### [Given request]
Work through the data and report how many lines include the string "Total", giving the number alone.

--- begin Given records ---

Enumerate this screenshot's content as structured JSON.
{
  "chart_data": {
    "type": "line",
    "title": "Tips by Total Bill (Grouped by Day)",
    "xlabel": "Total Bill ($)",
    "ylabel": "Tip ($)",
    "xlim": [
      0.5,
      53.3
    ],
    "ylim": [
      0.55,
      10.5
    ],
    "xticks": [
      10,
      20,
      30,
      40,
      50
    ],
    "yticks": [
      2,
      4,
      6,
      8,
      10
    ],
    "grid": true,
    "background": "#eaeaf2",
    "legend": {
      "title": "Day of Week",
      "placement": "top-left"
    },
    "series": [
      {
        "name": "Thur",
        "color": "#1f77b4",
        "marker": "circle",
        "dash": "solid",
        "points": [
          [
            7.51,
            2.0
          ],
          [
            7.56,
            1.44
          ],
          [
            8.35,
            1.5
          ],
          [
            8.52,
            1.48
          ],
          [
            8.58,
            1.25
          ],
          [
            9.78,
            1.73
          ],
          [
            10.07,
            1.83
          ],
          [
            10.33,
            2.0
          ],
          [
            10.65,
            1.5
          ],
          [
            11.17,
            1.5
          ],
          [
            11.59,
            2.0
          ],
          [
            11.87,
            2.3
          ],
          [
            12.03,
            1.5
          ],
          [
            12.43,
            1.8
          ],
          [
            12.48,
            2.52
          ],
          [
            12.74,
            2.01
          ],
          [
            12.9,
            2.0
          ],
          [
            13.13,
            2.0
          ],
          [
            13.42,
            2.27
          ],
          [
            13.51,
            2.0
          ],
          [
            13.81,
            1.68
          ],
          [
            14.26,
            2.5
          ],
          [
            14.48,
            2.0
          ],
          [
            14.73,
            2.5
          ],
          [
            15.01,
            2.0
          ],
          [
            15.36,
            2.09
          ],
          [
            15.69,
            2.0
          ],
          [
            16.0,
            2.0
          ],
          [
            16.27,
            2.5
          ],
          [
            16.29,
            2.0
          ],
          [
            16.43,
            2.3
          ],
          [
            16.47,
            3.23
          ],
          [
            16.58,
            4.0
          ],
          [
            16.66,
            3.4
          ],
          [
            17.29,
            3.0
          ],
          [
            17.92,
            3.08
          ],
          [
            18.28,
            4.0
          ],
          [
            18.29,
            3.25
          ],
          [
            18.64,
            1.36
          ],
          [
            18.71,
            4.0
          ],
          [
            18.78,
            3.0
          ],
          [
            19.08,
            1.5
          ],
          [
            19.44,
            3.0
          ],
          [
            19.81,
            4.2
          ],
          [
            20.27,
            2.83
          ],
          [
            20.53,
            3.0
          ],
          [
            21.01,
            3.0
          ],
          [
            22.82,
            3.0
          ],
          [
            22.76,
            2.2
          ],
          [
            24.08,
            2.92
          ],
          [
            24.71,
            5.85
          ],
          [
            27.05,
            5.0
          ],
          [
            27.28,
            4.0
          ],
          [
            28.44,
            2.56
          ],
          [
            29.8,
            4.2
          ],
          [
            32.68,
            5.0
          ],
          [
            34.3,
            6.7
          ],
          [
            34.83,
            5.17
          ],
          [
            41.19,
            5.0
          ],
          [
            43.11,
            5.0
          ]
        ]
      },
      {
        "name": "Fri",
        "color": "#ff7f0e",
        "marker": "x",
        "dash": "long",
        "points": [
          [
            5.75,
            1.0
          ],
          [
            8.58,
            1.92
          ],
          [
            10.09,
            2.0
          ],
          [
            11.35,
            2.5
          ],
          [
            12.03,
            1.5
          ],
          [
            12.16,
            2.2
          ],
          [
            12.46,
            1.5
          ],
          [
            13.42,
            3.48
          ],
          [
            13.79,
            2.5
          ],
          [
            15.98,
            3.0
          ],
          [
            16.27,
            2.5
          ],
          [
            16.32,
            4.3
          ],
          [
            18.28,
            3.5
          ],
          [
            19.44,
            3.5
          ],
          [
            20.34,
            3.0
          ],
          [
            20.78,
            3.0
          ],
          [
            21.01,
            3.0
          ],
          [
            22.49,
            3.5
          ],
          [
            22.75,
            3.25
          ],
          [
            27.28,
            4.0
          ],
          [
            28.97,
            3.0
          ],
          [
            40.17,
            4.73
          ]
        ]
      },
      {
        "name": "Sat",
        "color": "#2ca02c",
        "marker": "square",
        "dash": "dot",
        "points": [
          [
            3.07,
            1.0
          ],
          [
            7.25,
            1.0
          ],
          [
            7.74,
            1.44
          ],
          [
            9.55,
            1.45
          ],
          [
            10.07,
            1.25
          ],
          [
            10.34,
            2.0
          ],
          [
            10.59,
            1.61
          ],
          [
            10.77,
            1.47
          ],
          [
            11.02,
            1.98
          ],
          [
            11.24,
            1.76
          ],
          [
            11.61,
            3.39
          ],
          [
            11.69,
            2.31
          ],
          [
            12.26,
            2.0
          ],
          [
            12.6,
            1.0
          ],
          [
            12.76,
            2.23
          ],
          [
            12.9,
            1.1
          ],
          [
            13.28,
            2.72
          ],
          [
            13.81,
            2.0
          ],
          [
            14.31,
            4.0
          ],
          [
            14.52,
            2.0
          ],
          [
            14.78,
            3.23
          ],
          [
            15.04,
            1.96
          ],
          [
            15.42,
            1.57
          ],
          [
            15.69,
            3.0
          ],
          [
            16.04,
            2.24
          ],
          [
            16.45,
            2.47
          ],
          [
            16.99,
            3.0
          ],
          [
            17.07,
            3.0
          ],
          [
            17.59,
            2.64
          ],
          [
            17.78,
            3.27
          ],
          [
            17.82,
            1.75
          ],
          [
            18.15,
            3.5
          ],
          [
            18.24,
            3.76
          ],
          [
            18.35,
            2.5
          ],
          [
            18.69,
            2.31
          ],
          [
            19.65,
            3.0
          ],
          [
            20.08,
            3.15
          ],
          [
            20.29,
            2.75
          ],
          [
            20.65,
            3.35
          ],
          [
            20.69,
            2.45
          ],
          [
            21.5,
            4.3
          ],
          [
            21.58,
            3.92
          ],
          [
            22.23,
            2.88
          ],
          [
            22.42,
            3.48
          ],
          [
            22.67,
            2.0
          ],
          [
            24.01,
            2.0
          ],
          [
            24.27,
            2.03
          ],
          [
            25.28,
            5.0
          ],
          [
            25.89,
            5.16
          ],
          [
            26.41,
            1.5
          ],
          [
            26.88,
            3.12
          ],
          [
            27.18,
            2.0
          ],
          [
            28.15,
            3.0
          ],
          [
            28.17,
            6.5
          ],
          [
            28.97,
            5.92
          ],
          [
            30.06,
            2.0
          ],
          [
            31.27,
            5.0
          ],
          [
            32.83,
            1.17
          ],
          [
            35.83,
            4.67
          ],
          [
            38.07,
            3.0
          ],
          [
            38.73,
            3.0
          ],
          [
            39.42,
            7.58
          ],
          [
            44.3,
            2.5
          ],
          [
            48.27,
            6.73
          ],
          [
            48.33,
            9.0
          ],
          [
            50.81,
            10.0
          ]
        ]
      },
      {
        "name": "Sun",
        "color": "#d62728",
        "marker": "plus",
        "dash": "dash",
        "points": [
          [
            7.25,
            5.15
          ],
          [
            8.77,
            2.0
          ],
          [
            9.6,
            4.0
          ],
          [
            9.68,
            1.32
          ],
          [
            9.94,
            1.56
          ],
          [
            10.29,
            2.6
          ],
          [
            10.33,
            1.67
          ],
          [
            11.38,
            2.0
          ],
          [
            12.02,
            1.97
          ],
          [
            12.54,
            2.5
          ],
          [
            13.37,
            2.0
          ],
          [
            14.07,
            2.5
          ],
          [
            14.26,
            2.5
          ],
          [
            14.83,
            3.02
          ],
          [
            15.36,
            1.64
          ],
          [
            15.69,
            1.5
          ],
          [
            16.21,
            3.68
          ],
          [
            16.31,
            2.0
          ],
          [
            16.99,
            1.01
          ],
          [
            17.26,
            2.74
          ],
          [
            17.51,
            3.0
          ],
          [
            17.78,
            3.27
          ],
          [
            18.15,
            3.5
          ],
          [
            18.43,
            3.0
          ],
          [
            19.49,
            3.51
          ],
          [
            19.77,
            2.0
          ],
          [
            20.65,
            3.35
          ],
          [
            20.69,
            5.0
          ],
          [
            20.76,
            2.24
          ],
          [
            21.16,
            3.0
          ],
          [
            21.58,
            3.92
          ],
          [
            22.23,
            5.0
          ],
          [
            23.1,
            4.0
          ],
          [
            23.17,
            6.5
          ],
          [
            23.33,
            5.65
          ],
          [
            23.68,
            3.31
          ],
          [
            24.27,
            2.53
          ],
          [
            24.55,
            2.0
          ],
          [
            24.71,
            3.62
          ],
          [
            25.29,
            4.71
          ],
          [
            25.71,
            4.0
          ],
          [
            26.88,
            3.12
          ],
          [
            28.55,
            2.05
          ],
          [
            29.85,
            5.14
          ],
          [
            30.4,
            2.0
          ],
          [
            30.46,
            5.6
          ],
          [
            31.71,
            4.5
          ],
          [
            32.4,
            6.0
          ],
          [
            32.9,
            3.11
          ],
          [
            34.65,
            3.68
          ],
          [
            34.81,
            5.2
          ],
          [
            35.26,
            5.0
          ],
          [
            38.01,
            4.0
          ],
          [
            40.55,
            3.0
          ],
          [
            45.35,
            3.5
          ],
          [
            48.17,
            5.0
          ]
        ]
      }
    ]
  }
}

--- end Given records ---

### [Answer to the exercise]
2